## start Record set

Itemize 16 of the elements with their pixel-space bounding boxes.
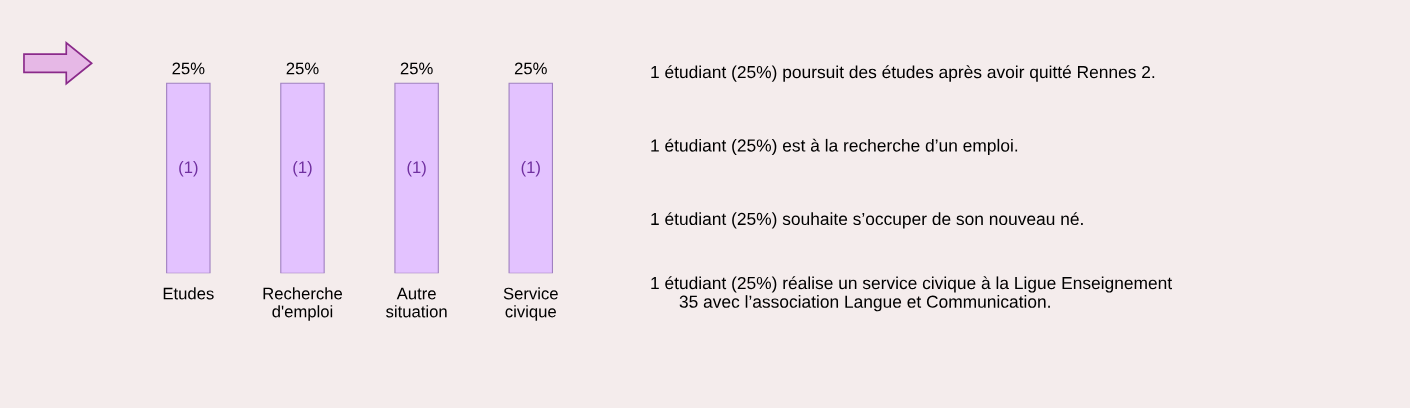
text: 1 étudiant (25%) réalise un service civique à la Ligue Enseignement 35 avec l’association Langue et Communication. <box>651 276 1172 312</box>
text: 1 étudiant (25%) souhaite s’occuper de son nouveau né. <box>651 212 1083 229</box>
x-tick-label: Recherche d'emploi <box>263 287 343 321</box>
annotation: (1) <box>293 161 312 177</box>
x-tick-label: Service civique <box>503 287 558 321</box>
data-label: 25% <box>172 62 205 75</box>
data-label: 25% <box>514 62 547 75</box>
annotation: (1) <box>179 161 198 177</box>
text: 1 étudiant (25%) poursuit des études après avoir quitté Rennes 2. <box>651 65 1155 82</box>
x-tick-label: Autre situation <box>386 287 447 318</box>
data-label: 25% <box>400 62 433 75</box>
annotation: (1) <box>521 161 540 177</box>
data-label: 25% <box>286 62 319 75</box>
text: 1 étudiant (25%) est à la recherche d’un emploi. <box>651 138 1018 156</box>
annotation: (1) <box>407 161 426 177</box>
x-tick-label: Etudes <box>163 287 214 300</box>
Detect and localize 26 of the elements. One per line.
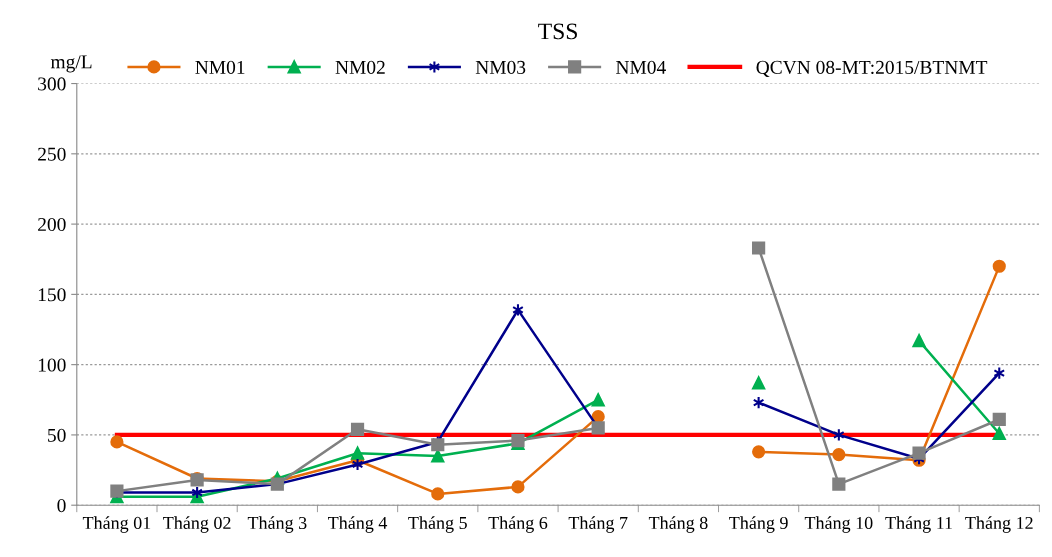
x-tick-label: Tháng 02	[163, 516, 231, 533]
y-tick-label: 50	[48, 428, 66, 442]
legend-label: NM01	[195, 60, 245, 74]
x-tick-label: Tháng 3	[247, 516, 307, 533]
y-axis-title: mg/L	[50, 55, 92, 73]
y-tick-label: 200	[38, 217, 66, 232]
legend-label: NM03	[475, 60, 526, 74]
y-tick-label: 0	[57, 499, 66, 513]
y-tick-label: 250	[38, 147, 66, 161]
x-tick-label: Tháng 4	[328, 516, 388, 533]
x-tick-label: Tháng 7	[568, 516, 628, 533]
y-tick-label: 100	[38, 358, 66, 372]
x-tick-label: Tháng 12	[965, 516, 1033, 533]
y-tick-label: 150	[38, 288, 66, 302]
x-tick-label: Tháng 10	[804, 516, 873, 533]
legend-label: QCVN 08-MT:2015/BTNMT	[756, 60, 988, 77]
y-tick-label: 300	[38, 77, 66, 91]
x-tick-label: Tháng 01	[82, 516, 151, 533]
legend-label: NM04	[616, 60, 666, 74]
legend-label: NM02	[335, 60, 385, 74]
chart-title: TSS	[538, 23, 577, 40]
x-tick-label: Tháng 9	[729, 516, 788, 533]
x-tick-label: Tháng 11	[885, 516, 952, 533]
x-tick-label: Tháng 6	[488, 516, 548, 533]
x-tick-label: Tháng 5	[408, 516, 467, 533]
x-tick-label: Tháng 8	[648, 516, 708, 533]
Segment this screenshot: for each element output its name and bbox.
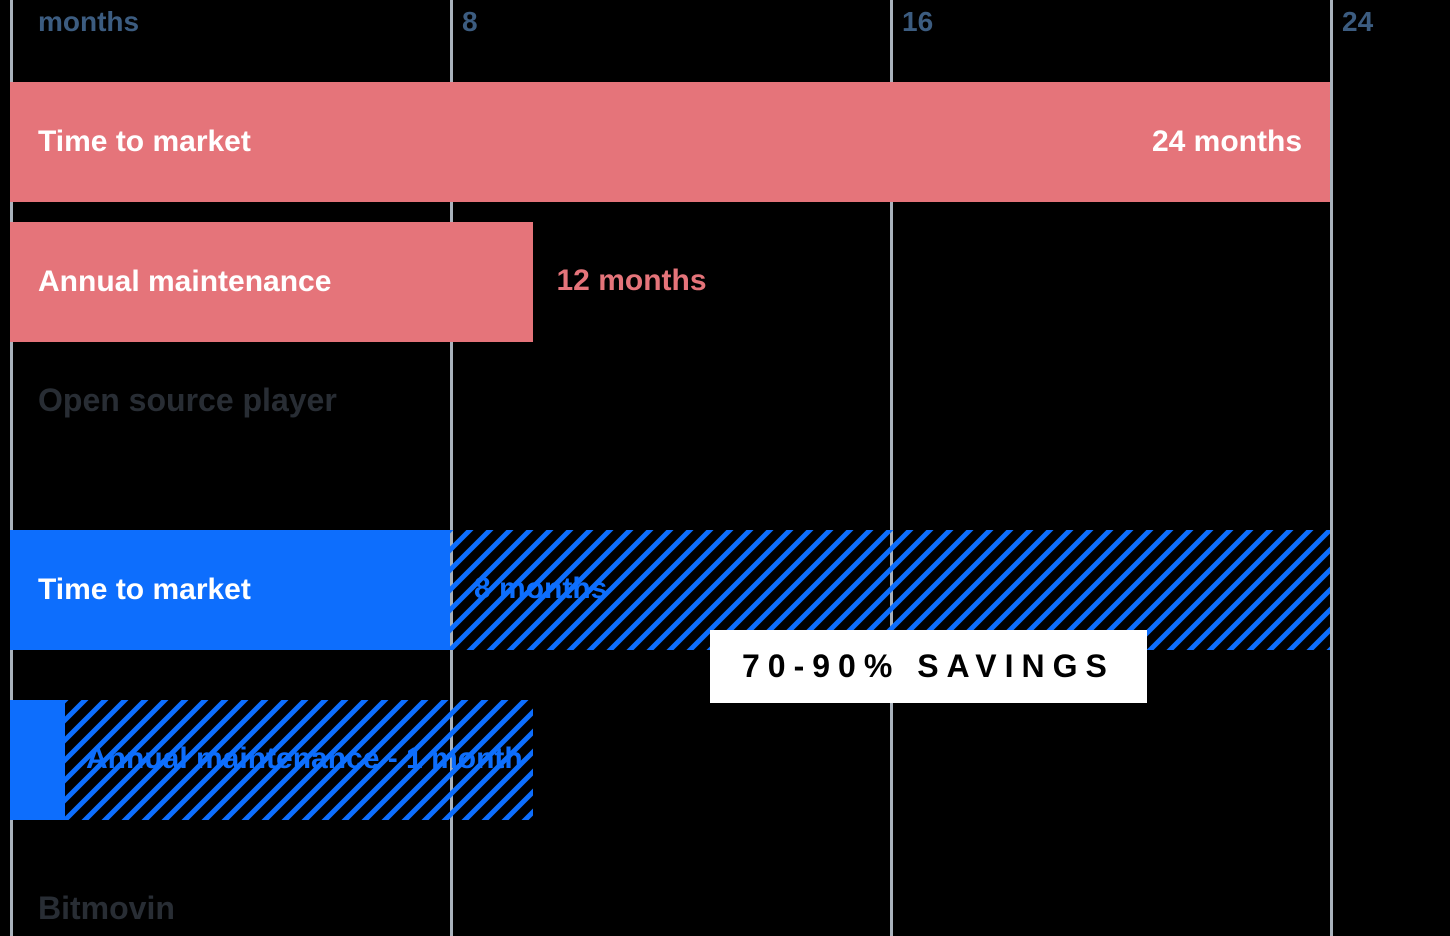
axis-tick-label: 8 — [462, 6, 478, 38]
bar-osp-ttm: Time to market 24 months — [10, 82, 1330, 202]
comparison-bar-chart: months 8 16 24 Time to market 24 months Annu… — [10, 0, 1440, 936]
bar-value: 12 months — [557, 264, 707, 298]
bar-osp-maint: Annual maintenance — [10, 222, 533, 342]
bar-value: 24 months — [1152, 125, 1302, 159]
group-caption: Bitmovin — [38, 890, 175, 927]
bar-label: Time to market — [10, 573, 251, 607]
savings-callout: 70-90% SAVINGS — [710, 630, 1147, 703]
gridline — [1330, 0, 1333, 936]
bar-value: 8 months — [474, 572, 607, 606]
group-caption: Open source player — [38, 382, 337, 419]
axis-tick-label: 16 — [902, 6, 933, 38]
bar-value: Annual maintenance - 1 month — [86, 742, 523, 776]
bar-bm-ttm: Time to market — [10, 530, 450, 650]
axis-tick-label: 24 — [1342, 6, 1373, 38]
axis-unit-label: months — [38, 6, 139, 38]
bar-label: Time to market — [10, 125, 251, 159]
bar-label: Annual maintenance — [10, 265, 331, 299]
bar-bm-maint — [10, 700, 65, 820]
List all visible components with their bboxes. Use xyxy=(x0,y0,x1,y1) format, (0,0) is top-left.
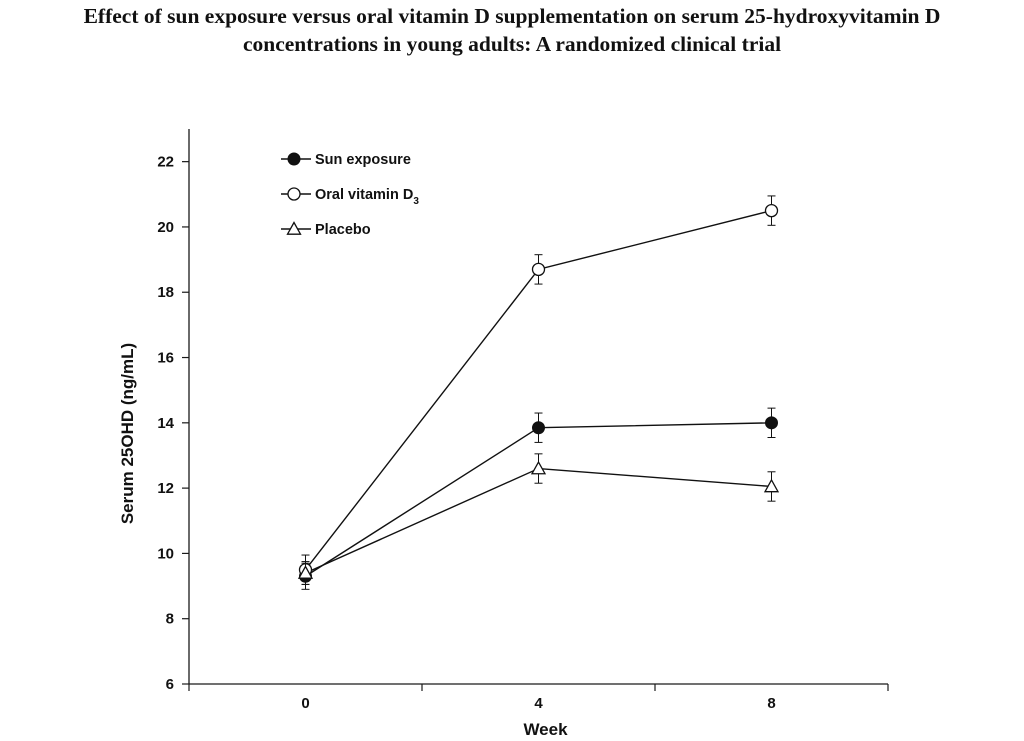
legend-label: Sun exposure xyxy=(315,152,411,168)
x-axis-label: Week xyxy=(523,720,568,739)
y-tick-label: 6 xyxy=(166,676,174,693)
chart-title-line-2: concentrations in young adults: A random… xyxy=(242,32,782,56)
y-tick-label: 14 xyxy=(157,415,174,432)
series-sun-exposure xyxy=(305,422,772,577)
legend-label: Placebo xyxy=(315,222,371,238)
x-tick-label: 0 xyxy=(301,695,309,712)
legend-label-text: Oral vitamin D xyxy=(315,187,413,203)
y-tick-label: 18 xyxy=(157,284,174,301)
data-point xyxy=(297,565,314,579)
chart-title-line-1: Effect of sun exposure versus oral vitam… xyxy=(83,4,941,28)
legend-label: Oral vitamin D3 xyxy=(315,187,419,207)
legend-item: Oral vitamin D3 xyxy=(281,187,419,207)
series-points-oral-vitamin-d xyxy=(298,195,779,585)
series-line-sun-exposure xyxy=(305,422,772,577)
data-point xyxy=(763,478,780,493)
y-tick-label: 10 xyxy=(157,545,174,562)
legend-item: Sun exposure xyxy=(281,152,411,168)
y-tick-label: 20 xyxy=(157,219,174,236)
y-tick-label: 8 xyxy=(166,611,174,628)
data-point xyxy=(532,421,545,435)
legend-marker xyxy=(286,221,302,235)
series-points-sun-exposure xyxy=(299,407,778,590)
data-point xyxy=(764,203,779,218)
legend: Sun exposure Oral vitamin D3 Placebo xyxy=(281,152,419,238)
data-point xyxy=(765,416,778,430)
x-tick-label: 8 xyxy=(767,695,775,712)
y-axis-label: Serum 25OHD (ng/mL) xyxy=(118,343,137,524)
series-points-placebo xyxy=(297,453,780,585)
legend-marker xyxy=(287,152,301,166)
data-point xyxy=(530,460,547,475)
legend-label-text: Placebo xyxy=(315,222,371,238)
x-tick-label: 4 xyxy=(534,695,543,712)
legend-label-text: Sun exposure xyxy=(315,152,411,168)
series-placebo xyxy=(305,467,772,574)
legend-marker xyxy=(287,187,301,201)
y-tick-label: 16 xyxy=(157,350,174,367)
y-tick-label: 22 xyxy=(157,154,174,171)
series-line-placebo xyxy=(305,467,772,574)
data-point xyxy=(531,262,546,277)
y-tick-label: 12 xyxy=(157,480,174,497)
legend-label-subscript: 3 xyxy=(413,196,419,207)
chart-title: Effect of sun exposure versus oral vitam… xyxy=(0,2,1024,58)
legend-item: Placebo xyxy=(281,221,371,238)
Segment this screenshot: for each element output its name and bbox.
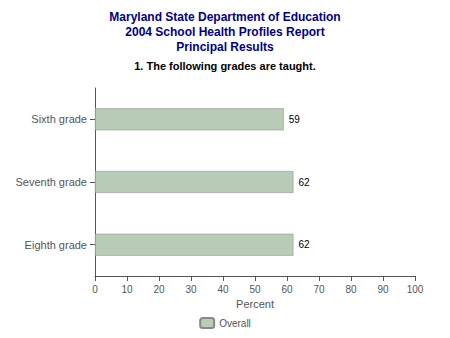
svg-text:30: 30	[185, 284, 197, 295]
svg-text:Eighth grade: Eighth grade	[25, 239, 87, 251]
svg-text:Principal Results: Principal Results	[176, 40, 274, 54]
svg-text:60: 60	[281, 284, 293, 295]
svg-text:62: 62	[298, 177, 310, 188]
svg-text:40: 40	[217, 284, 229, 295]
svg-text:2004 School Health Profiles Re: 2004 School Health Profiles Report	[125, 25, 324, 39]
svg-text:Sixth grade: Sixth grade	[31, 113, 87, 125]
svg-text:Percent: Percent	[236, 298, 274, 310]
svg-text:59: 59	[289, 114, 301, 125]
svg-text:1. The following grades are ta: 1. The following grades are taught.	[134, 60, 316, 72]
svg-text:0: 0	[92, 284, 98, 295]
svg-text:62: 62	[298, 239, 310, 250]
svg-text:Maryland State Department of E: Maryland State Department of Education	[109, 10, 340, 24]
svg-text:20: 20	[153, 284, 165, 295]
svg-text:10: 10	[121, 284, 133, 295]
svg-text:100: 100	[407, 284, 424, 295]
svg-text:80: 80	[345, 284, 357, 295]
svg-text:Overall: Overall	[219, 318, 251, 329]
svg-text:90: 90	[377, 284, 389, 295]
svg-text:70: 70	[313, 284, 325, 295]
svg-text:Seventh grade: Seventh grade	[15, 176, 87, 188]
svg-text:50: 50	[249, 284, 261, 295]
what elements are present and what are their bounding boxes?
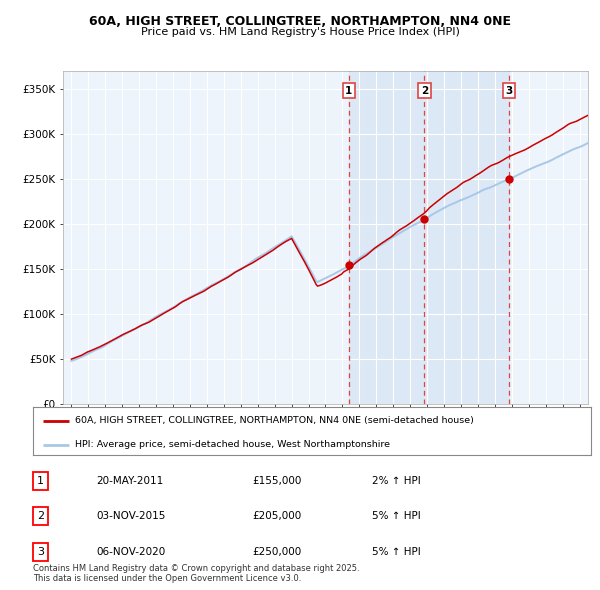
Text: 60A, HIGH STREET, COLLINGTREE, NORTHAMPTON, NN4 0NE: 60A, HIGH STREET, COLLINGTREE, NORTHAMPT… [89, 15, 511, 28]
Text: 06-NOV-2020: 06-NOV-2020 [96, 547, 165, 556]
Text: £250,000: £250,000 [252, 547, 301, 556]
Text: 5% ↑ HPI: 5% ↑ HPI [372, 547, 421, 556]
Text: £205,000: £205,000 [252, 512, 301, 521]
Bar [349, 71, 509, 404]
Text: 1: 1 [37, 476, 44, 486]
Text: Contains HM Land Registry data © Crown copyright and database right 2025.
This d: Contains HM Land Registry data © Crown c… [33, 563, 359, 583]
Text: 1: 1 [345, 86, 352, 96]
Text: 2: 2 [37, 512, 44, 521]
Text: 5% ↑ HPI: 5% ↑ HPI [372, 512, 421, 521]
Text: HPI: Average price, semi-detached house, West Northamptonshire: HPI: Average price, semi-detached house,… [75, 440, 390, 450]
Text: £155,000: £155,000 [252, 476, 301, 486]
Text: 20-MAY-2011: 20-MAY-2011 [96, 476, 163, 486]
Text: 2: 2 [421, 86, 428, 96]
Text: 3: 3 [37, 547, 44, 556]
Text: Price paid vs. HM Land Registry's House Price Index (HPI): Price paid vs. HM Land Registry's House … [140, 27, 460, 37]
Text: 3: 3 [505, 86, 513, 96]
Text: 2% ↑ HPI: 2% ↑ HPI [372, 476, 421, 486]
Text: 60A, HIGH STREET, COLLINGTREE, NORTHAMPTON, NN4 0NE (semi-detached house): 60A, HIGH STREET, COLLINGTREE, NORTHAMPT… [75, 416, 474, 425]
Text: 03-NOV-2015: 03-NOV-2015 [96, 512, 166, 521]
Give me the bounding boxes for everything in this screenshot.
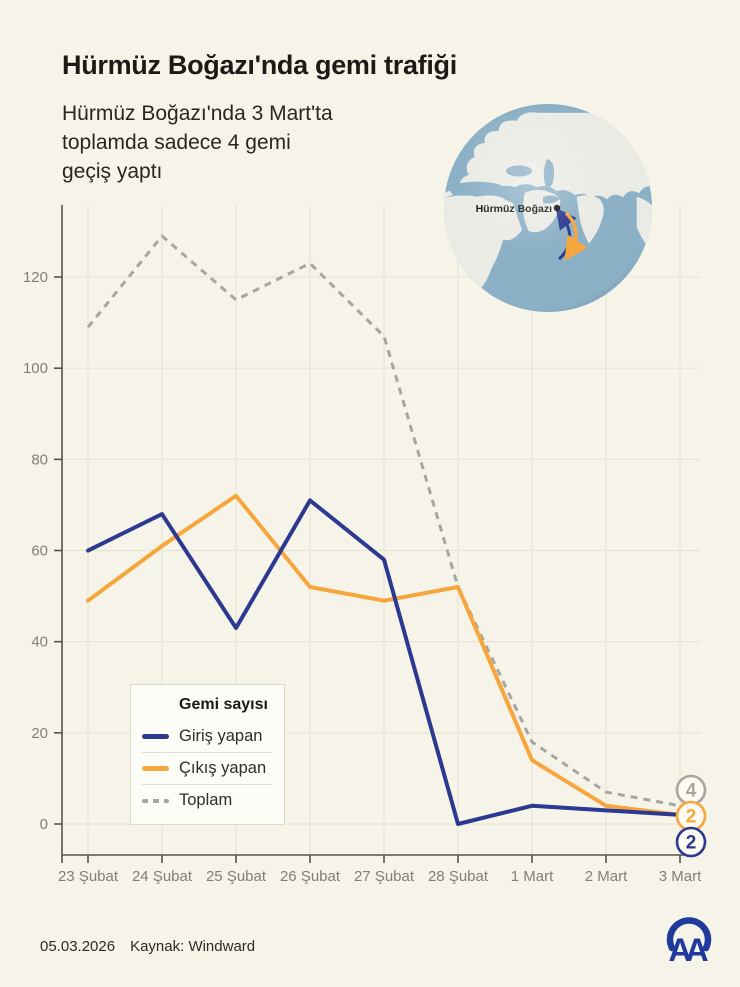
svg-text:2: 2 xyxy=(686,807,697,828)
y-axis-labels: 0 20 40 60 80 100 120 xyxy=(23,269,48,833)
svg-text:2: 2 xyxy=(686,833,697,854)
end-value-badge: 2 xyxy=(675,800,707,832)
subtitle-line: Hürmüz Boğazı'nda 3 Mart'ta xyxy=(62,102,333,125)
legend-label: Giriş yapan xyxy=(179,727,263,745)
svg-text:2 Mart: 2 Mart xyxy=(585,868,628,885)
footer: 05.03.2026 Kaynak: Windward xyxy=(40,938,255,955)
subtitle-line: toplamda sadece 4 gemi xyxy=(62,131,291,154)
svg-text:60: 60 xyxy=(31,543,48,560)
legend-label: Toplam xyxy=(179,791,233,809)
publish-date: 05.03.2026 xyxy=(40,938,116,955)
line-swatch-icon xyxy=(142,734,169,739)
svg-text:26 Şubat: 26 Şubat xyxy=(280,868,341,885)
page-subtitle: Hürmüz Boğazı'nda 3 Mart'ta toplamda sad… xyxy=(62,99,333,186)
legend-title: Gemi sayısı xyxy=(179,696,268,713)
legend-item-2: Toplam xyxy=(142,785,273,816)
axes xyxy=(54,205,697,863)
svg-text:100: 100 xyxy=(23,360,48,377)
legend-label: Çıkış yapan xyxy=(179,759,267,777)
svg-text:120: 120 xyxy=(23,269,48,286)
aa-agency-logo-icon: A A xyxy=(666,917,712,965)
x-axis-labels: 23 Şubat 24 Şubat 25 Şubat 26 Şubat 27 Şubat… xyxy=(58,868,702,885)
globe-locator-map: Hürmüz Boğazı xyxy=(444,104,652,312)
series-line-1 xyxy=(86,493,682,817)
svg-text:40: 40 xyxy=(31,634,48,651)
legend-item-1: Çıkış yapan xyxy=(142,753,273,785)
series-line-0 xyxy=(86,498,682,826)
svg-text:28 Şubat: 28 Şubat xyxy=(428,868,489,885)
svg-text:23 Şubat: 23 Şubat xyxy=(58,868,119,885)
svg-text:0: 0 xyxy=(40,816,48,833)
dashed-line-swatch-icon xyxy=(142,798,169,803)
chart-legend: Gemi sayısı Giriş yapan Çıkış yapan Toplam xyxy=(130,684,285,825)
svg-text:4: 4 xyxy=(686,781,697,802)
svg-text:A: A xyxy=(685,932,708,965)
source-credit: Kaynak: Windward xyxy=(130,938,256,955)
legend-item-0: Giriş yapan xyxy=(142,721,273,753)
globe-shading xyxy=(444,104,652,312)
end-value-badge: 2 xyxy=(675,826,707,858)
svg-text:20: 20 xyxy=(31,725,48,742)
svg-text:3 Mart: 3 Mart xyxy=(659,868,702,885)
end-value-badge: 4 xyxy=(675,774,707,806)
svg-text:27 Şubat: 27 Şubat xyxy=(354,868,415,885)
svg-text:A: A xyxy=(668,932,691,965)
gridlines xyxy=(62,205,700,855)
svg-text:25 Şubat: 25 Şubat xyxy=(206,868,267,885)
series-line-2 xyxy=(86,234,681,808)
svg-text:80: 80 xyxy=(31,451,48,468)
svg-text:24 Şubat: 24 Şubat xyxy=(132,868,193,885)
svg-text:1 Mart: 1 Mart xyxy=(511,868,554,885)
line-swatch-icon xyxy=(142,766,169,771)
subtitle-line: geçiş yaptı xyxy=(62,160,163,183)
page-title: Hürmüz Boğazı'nda gemi trafiği xyxy=(62,50,457,80)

## end Record set

What to produce: Pull out each line in the material above that contains the word "bounding". Case counts, so a line matches only if its capital and small letters are the same.

Output for this exercise:
Itemize 16 of the elements with their pixel-space bounding boxes.
what elements are present and what are their bounding boxes?
Give me the bounding boxes for everything in this screenshot.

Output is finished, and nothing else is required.